* BEGIN Material for this exercise *
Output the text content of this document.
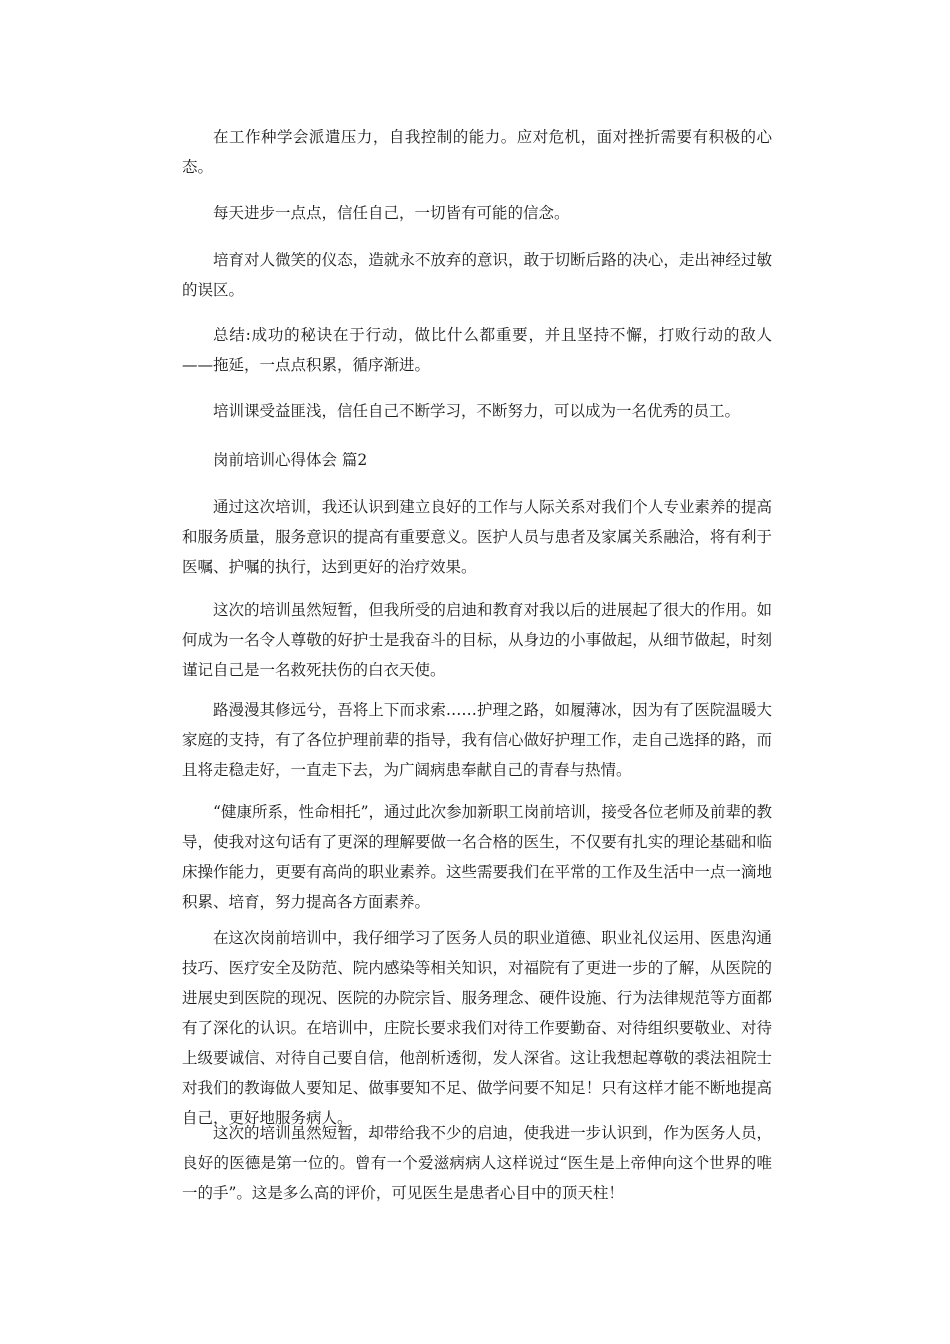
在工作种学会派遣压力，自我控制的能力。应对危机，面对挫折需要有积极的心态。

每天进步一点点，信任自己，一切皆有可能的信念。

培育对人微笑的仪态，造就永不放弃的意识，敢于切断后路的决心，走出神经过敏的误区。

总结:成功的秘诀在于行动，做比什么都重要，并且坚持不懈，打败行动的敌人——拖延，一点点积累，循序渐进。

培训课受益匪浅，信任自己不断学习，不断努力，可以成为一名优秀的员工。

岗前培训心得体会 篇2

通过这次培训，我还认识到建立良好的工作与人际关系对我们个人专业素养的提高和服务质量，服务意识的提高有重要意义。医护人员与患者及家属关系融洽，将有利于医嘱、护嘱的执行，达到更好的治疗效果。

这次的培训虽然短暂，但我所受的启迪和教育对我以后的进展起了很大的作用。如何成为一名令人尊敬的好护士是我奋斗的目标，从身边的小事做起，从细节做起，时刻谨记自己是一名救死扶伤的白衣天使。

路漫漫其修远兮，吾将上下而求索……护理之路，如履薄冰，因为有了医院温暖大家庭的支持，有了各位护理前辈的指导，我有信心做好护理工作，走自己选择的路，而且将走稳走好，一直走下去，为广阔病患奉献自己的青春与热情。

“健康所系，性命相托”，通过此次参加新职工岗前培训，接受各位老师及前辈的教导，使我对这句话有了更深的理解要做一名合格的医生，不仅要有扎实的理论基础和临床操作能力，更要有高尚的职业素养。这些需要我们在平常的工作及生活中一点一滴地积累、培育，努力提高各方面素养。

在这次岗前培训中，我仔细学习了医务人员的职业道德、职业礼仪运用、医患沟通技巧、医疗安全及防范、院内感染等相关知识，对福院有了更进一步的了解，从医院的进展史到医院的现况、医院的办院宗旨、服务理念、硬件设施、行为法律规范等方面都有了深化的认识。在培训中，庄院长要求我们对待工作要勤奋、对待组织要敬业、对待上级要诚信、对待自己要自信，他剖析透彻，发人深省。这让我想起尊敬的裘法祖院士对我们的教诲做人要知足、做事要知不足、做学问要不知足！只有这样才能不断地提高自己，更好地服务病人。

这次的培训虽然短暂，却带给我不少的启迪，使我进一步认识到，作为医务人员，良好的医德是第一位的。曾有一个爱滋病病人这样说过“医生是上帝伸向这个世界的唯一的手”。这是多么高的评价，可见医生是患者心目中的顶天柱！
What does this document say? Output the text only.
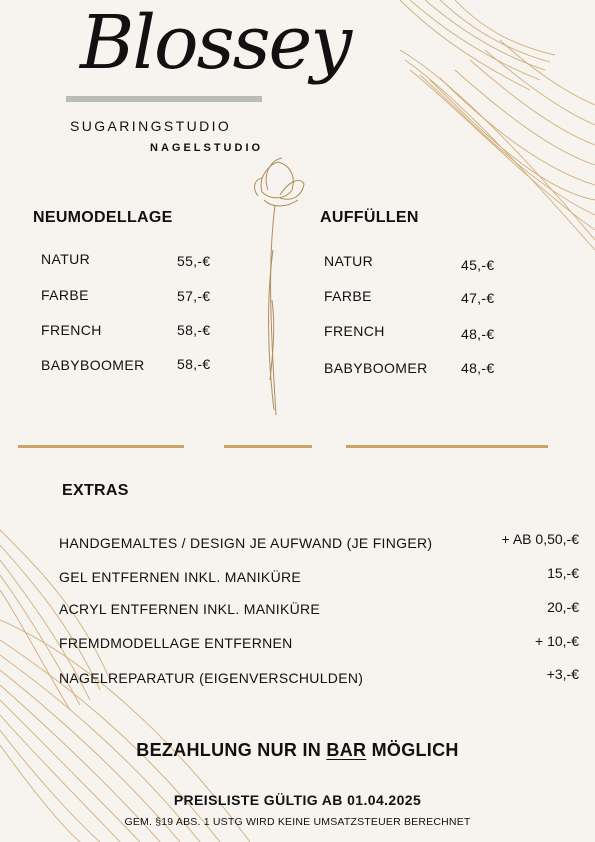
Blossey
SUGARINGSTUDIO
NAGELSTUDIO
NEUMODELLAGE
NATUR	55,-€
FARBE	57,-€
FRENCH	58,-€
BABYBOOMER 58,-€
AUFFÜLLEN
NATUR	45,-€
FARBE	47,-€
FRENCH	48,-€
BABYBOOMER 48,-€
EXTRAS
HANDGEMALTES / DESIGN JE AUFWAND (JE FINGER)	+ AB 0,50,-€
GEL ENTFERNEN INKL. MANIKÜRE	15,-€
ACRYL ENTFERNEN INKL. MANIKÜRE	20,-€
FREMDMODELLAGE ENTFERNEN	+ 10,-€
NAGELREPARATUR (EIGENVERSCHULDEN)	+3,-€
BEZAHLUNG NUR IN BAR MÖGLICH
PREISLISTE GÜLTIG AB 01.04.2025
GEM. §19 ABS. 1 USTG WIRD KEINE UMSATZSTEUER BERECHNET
* END Material for this exercise *
_What you should do_
Quote the records in their entirety, keeping the wording exact and excluding pictures.

_Exercise solution_
Output the text content of this document.
在工作种学会派遣压力，自我控制的能力。应对危机，面对挫折需要有积极的心态。

每天进步一点点，信任自己，一切皆有可能的信念。

培育对人微笑的仪态，造就永不放弃的意识，敢于切断后路的决心，走出神经过敏的误区。

总结:成功的秘诀在于行动，做比什么都重要，并且坚持不懈，打败行动的敌人——拖延，一点点积累，循序渐进。

培训课受益匪浅，信任自己不断学习，不断努力，可以成为一名优秀的员工。

岗前培训心得体会 篇2

通过这次培训，我还认识到建立良好的工作与人际关系对我们个人专业素养的提高和服务质量，服务意识的提高有重要意义。医护人员与患者及家属关系融洽，将有利于医嘱、护嘱的执行，达到更好的治疗效果。

这次的培训虽然短暂，但我所受的启迪和教育对我以后的进展起了很大的作用。如何成为一名令人尊敬的好护士是我奋斗的目标，从身边的小事做起，从细节做起，时刻谨记自己是一名救死扶伤的白衣天使。

路漫漫其修远兮，吾将上下而求索……护理之路，如履薄冰，因为有了医院温暖大家庭的支持，有了各位护理前辈的指导，我有信心做好护理工作，走自己选择的路，而且将走稳走好，一直走下去，为广阔病患奉献自己的青春与热情。

“健康所系，性命相托”，通过此次参加新职工岗前培训，接受各位老师及前辈的教导，使我对这句话有了更深的理解要做一名合格的医生，不仅要有扎实的理论基础和临床操作能力，更要有高尚的职业素养。这些需要我们在平常的工作及生活中一点一滴地积累、培育，努力提高各方面素养。

在这次岗前培训中，我仔细学习了医务人员的职业道德、职业礼仪运用、医患沟通技巧、医疗安全及防范、院内感染等相关知识，对福院有了更进一步的了解，从医院的进展史到医院的现况、医院的办院宗旨、服务理念、硬件设施、行为法律规范等方面都有了深化的认识。在培训中，庄院长要求我们对待工作要勤奋、对待组织要敬业、对待上级要诚信、对待自己要自信，他剖析透彻，发人深省。这让我想起尊敬的裘法祖院士对我们的教诲做人要知足、做事要知不足、做学问要不知足！只有这样才能不断地提高自己，更好地服务病人。

这次的培训虽然短暂，却带给我不少的启迪，使我进一步认识到，作为医务人员，良好的医德是第一位的。曾有一个爱滋病病人这样说过“医生是上帝伸向这个世界的唯一的手”。这是多么高的评价，可见医生是患者心目中的顶天柱！
What does this document say? Output the text only.
Blossey
SUGARINGSTUDIO
NAGELSTUDIO
NEUMODELLAGE
NATUR	55,-€
FARBE	57,-€
FRENCH	58,-€
BABYBOOMER 58,-€
AUFFÜLLEN
NATUR	45,-€
FARBE	47,-€
FRENCH	48,-€
BABYBOOMER 48,-€
EXTRAS
HANDGEMALTES / DESIGN JE AUFWAND (JE FINGER)	+ AB 0,50,-€
GEL ENTFERNEN INKL. MANIKÜRE	15,-€
ACRYL ENTFERNEN INKL. MANIKÜRE	20,-€
FREMDMODELLAGE ENTFERNEN	+ 10,-€
NAGELREPARATUR (EIGENVERSCHULDEN)	+3,-€
BEZAHLUNG NUR IN BAR MÖGLICH
PREISLISTE GÜLTIG AB 01.04.2025
GEM. §19 ABS. 1 USTG WIRD KEINE UMSATZSTEUER BERECHNET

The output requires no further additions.